Required task
Go through the records and give each one again exactly.

(Stored entries)
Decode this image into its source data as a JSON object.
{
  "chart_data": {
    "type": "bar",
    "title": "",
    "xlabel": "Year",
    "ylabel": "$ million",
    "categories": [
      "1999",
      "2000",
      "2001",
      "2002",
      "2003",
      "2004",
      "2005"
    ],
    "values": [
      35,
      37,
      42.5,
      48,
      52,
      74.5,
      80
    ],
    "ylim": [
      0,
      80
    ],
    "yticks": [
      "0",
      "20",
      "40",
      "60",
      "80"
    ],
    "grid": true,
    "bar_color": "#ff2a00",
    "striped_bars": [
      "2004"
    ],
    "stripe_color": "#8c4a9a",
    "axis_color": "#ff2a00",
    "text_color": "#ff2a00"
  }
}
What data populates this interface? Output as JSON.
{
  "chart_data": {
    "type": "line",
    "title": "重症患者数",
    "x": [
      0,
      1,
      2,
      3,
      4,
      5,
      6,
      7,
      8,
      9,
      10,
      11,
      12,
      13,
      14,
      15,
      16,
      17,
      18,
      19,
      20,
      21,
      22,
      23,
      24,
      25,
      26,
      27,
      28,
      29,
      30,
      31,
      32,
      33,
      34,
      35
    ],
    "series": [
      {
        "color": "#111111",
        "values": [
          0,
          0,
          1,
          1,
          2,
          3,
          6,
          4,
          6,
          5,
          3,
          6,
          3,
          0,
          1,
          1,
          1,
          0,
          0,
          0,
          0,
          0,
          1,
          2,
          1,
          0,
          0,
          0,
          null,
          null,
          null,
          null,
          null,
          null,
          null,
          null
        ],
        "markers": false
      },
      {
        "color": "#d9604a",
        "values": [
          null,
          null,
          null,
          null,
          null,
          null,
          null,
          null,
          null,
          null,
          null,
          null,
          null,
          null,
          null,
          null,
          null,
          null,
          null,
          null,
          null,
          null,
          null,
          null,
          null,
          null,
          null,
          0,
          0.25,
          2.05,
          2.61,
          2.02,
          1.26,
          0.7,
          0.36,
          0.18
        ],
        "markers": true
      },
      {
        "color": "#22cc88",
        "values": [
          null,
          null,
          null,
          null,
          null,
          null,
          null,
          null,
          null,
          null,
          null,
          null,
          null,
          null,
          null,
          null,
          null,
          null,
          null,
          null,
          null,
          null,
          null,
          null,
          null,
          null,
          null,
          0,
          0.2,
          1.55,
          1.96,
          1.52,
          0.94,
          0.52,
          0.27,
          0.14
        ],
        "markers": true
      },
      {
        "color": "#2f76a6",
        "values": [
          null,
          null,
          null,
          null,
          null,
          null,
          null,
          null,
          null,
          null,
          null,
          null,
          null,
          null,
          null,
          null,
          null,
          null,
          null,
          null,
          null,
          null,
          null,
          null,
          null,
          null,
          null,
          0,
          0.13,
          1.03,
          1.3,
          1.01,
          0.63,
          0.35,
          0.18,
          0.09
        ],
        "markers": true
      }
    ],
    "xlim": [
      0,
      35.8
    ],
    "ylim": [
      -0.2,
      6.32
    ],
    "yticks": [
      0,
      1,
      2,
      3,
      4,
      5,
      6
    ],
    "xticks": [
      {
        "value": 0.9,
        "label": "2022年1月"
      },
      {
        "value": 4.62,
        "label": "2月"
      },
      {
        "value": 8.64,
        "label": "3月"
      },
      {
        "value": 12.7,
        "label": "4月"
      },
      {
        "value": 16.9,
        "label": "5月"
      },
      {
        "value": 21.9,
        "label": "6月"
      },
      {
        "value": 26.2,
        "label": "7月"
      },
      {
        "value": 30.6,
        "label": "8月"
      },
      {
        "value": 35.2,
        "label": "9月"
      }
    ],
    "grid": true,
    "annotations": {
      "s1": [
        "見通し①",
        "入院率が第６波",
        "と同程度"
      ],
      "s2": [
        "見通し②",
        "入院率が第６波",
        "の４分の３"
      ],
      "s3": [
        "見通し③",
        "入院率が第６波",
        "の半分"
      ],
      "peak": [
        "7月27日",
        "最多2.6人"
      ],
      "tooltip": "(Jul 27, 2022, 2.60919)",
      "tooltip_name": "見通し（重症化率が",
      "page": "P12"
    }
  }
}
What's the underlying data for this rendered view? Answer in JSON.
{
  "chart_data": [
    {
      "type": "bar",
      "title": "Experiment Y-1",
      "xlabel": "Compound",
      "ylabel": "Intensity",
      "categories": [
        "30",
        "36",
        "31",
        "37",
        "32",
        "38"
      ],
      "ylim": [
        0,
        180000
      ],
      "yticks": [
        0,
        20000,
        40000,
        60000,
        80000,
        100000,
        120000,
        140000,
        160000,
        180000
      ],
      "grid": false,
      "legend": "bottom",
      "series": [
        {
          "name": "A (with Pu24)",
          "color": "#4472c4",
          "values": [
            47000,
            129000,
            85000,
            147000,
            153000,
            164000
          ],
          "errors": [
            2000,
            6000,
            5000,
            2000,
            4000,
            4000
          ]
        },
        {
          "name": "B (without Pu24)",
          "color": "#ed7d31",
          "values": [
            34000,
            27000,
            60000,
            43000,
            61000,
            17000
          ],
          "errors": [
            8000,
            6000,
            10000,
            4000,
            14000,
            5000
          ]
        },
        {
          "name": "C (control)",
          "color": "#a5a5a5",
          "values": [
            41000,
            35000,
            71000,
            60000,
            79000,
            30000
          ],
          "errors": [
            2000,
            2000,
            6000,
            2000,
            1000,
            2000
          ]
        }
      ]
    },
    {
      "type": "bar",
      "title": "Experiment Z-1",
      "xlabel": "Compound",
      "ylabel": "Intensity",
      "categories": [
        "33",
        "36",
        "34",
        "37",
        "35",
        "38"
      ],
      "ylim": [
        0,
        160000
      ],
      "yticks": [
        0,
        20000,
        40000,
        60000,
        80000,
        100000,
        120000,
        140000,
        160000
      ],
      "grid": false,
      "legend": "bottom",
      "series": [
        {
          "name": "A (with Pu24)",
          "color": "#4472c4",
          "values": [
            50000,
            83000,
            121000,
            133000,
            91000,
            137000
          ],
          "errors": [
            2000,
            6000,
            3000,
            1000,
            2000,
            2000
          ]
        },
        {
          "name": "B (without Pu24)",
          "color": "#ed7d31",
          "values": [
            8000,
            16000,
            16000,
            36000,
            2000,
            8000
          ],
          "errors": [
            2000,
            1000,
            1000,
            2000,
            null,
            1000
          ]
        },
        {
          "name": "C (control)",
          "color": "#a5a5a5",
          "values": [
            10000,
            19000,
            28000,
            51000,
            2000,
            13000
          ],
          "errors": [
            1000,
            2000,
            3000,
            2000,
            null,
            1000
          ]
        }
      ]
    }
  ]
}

Task answer
Decode this image into its source data as a JSON object.
{
  "chart_data": {
    "type": "bar",
    "title": "",
    "xlabel": "Year",
    "ylabel": "$ million",
    "categories": [
      "1999",
      "2000",
      "2001",
      "2002",
      "2003",
      "2004",
      "2005"
    ],
    "values": [
      35,
      37,
      42.5,
      48,
      52,
      74.5,
      80
    ],
    "ylim": [
      0,
      80
    ],
    "yticks": [
      "0",
      "20",
      "40",
      "60",
      "80"
    ],
    "grid": true,
    "bar_color": "#ff2a00",
    "striped_bars": [
      "2004"
    ],
    "stripe_color": "#8c4a9a",
    "axis_color": "#ff2a00",
    "text_color": "#ff2a00"
  }
}
What data populates this interface? Output as JSON.
{
  "chart_data": {
    "type": "line",
    "title": "重症患者数",
    "x": [
      0,
      1,
      2,
      3,
      4,
      5,
      6,
      7,
      8,
      9,
      10,
      11,
      12,
      13,
      14,
      15,
      16,
      17,
      18,
      19,
      20,
      21,
      22,
      23,
      24,
      25,
      26,
      27,
      28,
      29,
      30,
      31,
      32,
      33,
      34,
      35
    ],
    "series": [
      {
        "color": "#111111",
        "values": [
          0,
          0,
          1,
          1,
          2,
          3,
          6,
          4,
          6,
          5,
          3,
          6,
          3,
          0,
          1,
          1,
          1,
          0,
          0,
          0,
          0,
          0,
          1,
          2,
          1,
          0,
          0,
          0,
          null,
          null,
          null,
          null,
          null,
          null,
          null,
          null
        ],
        "markers": false
      },
      {
        "color": "#d9604a",
        "values": [
          null,
          null,
          null,
          null,
          null,
          null,
          null,
          null,
          null,
          null,
          null,
          null,
          null,
          null,
          null,
          null,
          null,
          null,
          null,
          null,
          null,
          null,
          null,
          null,
          null,
          null,
          null,
          0,
          0.25,
          2.05,
          2.61,
          2.02,
          1.26,
          0.7,
          0.36,
          0.18
        ],
        "markers": true
      },
      {
        "color": "#22cc88",
        "values": [
          null,
          null,
          null,
          null,
          null,
          null,
          null,
          null,
          null,
          null,
          null,
          null,
          null,
          null,
          null,
          null,
          null,
          null,
          null,
          null,
          null,
          null,
          null,
          null,
          null,
          null,
          null,
          0,
          0.2,
          1.55,
          1.96,
          1.52,
          0.94,
          0.52,
          0.27,
          0.14
        ],
        "markers": true
      },
      {
        "color": "#2f76a6",
        "values": [
          null,
          null,
          null,
          null,
          null,
          null,
          null,
          null,
          null,
          null,
          null,
          null,
          null,
          null,
          null,
          null,
          null,
          null,
          null,
          null,
          null,
          null,
          null,
          null,
          null,
          null,
          null,
          0,
          0.13,
          1.03,
          1.3,
          1.01,
          0.63,
          0.35,
          0.18,
          0.09
        ],
        "markers": true
      }
    ],
    "xlim": [
      0,
      35.8
    ],
    "ylim": [
      -0.2,
      6.32
    ],
    "yticks": [
      0,
      1,
      2,
      3,
      4,
      5,
      6
    ],
    "xticks": [
      {
        "value": 0.9,
        "label": "2022年1月"
      },
      {
        "value": 4.62,
        "label": "2月"
      },
      {
        "value": 8.64,
        "label": "3月"
      },
      {
        "value": 12.7,
        "label": "4月"
      },
      {
        "value": 16.9,
        "label": "5月"
      },
      {
        "value": 21.9,
        "label": "6月"
      },
      {
        "value": 26.2,
        "label": "7月"
      },
      {
        "value": 30.6,
        "label": "8月"
      },
      {
        "value": 35.2,
        "label": "9月"
      }
    ],
    "grid": true,
    "annotations": {
      "s1": [
        "見通し①",
        "入院率が第６波",
        "と同程度"
      ],
      "s2": [
        "見通し②",
        "入院率が第６波",
        "の４分の３"
      ],
      "s3": [
        "見通し③",
        "入院率が第６波",
        "の半分"
      ],
      "peak": [
        "7月27日",
        "最多2.6人"
      ],
      "tooltip": "(Jul 27, 2022, 2.60919)",
      "tooltip_name": "見通し（重症化率が",
      "page": "P12"
    }
  }
}
What's the underlying data for this rendered view? Answer in JSON.
{
  "chart_data": [
    {
      "type": "bar",
      "title": "Experiment Y-1",
      "xlabel": "Compound",
      "ylabel": "Intensity",
      "categories": [
        "30",
        "36",
        "31",
        "37",
        "32",
        "38"
      ],
      "ylim": [
        0,
        180000
      ],
      "yticks": [
        0,
        20000,
        40000,
        60000,
        80000,
        100000,
        120000,
        140000,
        160000,
        180000
      ],
      "grid": false,
      "legend": "bottom",
      "series": [
        {
          "name": "A (with Pu24)",
          "color": "#4472c4",
          "values": [
            47000,
            129000,
            85000,
            147000,
            153000,
            164000
          ],
          "errors": [
            2000,
            6000,
            5000,
            2000,
            4000,
            4000
          ]
        },
        {
          "name": "B (without Pu24)",
          "color": "#ed7d31",
          "values": [
            34000,
            27000,
            60000,
            43000,
            61000,
            17000
          ],
          "errors": [
            8000,
            6000,
            10000,
            4000,
            14000,
            5000
          ]
        },
        {
          "name": "C (control)",
          "color": "#a5a5a5",
          "values": [
            41000,
            35000,
            71000,
            60000,
            79000,
            30000
          ],
          "errors": [
            2000,
            2000,
            6000,
            2000,
            1000,
            2000
          ]
        }
      ]
    },
    {
      "type": "bar",
      "title": "Experiment Z-1",
      "xlabel": "Compound",
      "ylabel": "Intensity",
      "categories": [
        "33",
        "36",
        "34",
        "37",
        "35",
        "38"
      ],
      "ylim": [
        0,
        160000
      ],
      "yticks": [
        0,
        20000,
        40000,
        60000,
        80000,
        100000,
        120000,
        140000,
        160000
      ],
      "grid": false,
      "legend": "bottom",
      "series": [
        {
          "name": "A (with Pu24)",
          "color": "#4472c4",
          "values": [
            50000,
            83000,
            121000,
            133000,
            91000,
            137000
          ],
          "errors": [
            2000,
            6000,
            3000,
            1000,
            2000,
            2000
          ]
        },
        {
          "name": "B (without Pu24)",
          "color": "#ed7d31",
          "values": [
            8000,
            16000,
            16000,
            36000,
            2000,
            8000
          ],
          "errors": [
            2000,
            1000,
            1000,
            2000,
            null,
            1000
          ]
        },
        {
          "name": "C (control)",
          "color": "#a5a5a5",
          "values": [
            10000,
            19000,
            28000,
            51000,
            2000,
            13000
          ],
          "errors": [
            1000,
            2000,
            3000,
            2000,
            null,
            1000
          ]
        }
      ]
    }
  ]
}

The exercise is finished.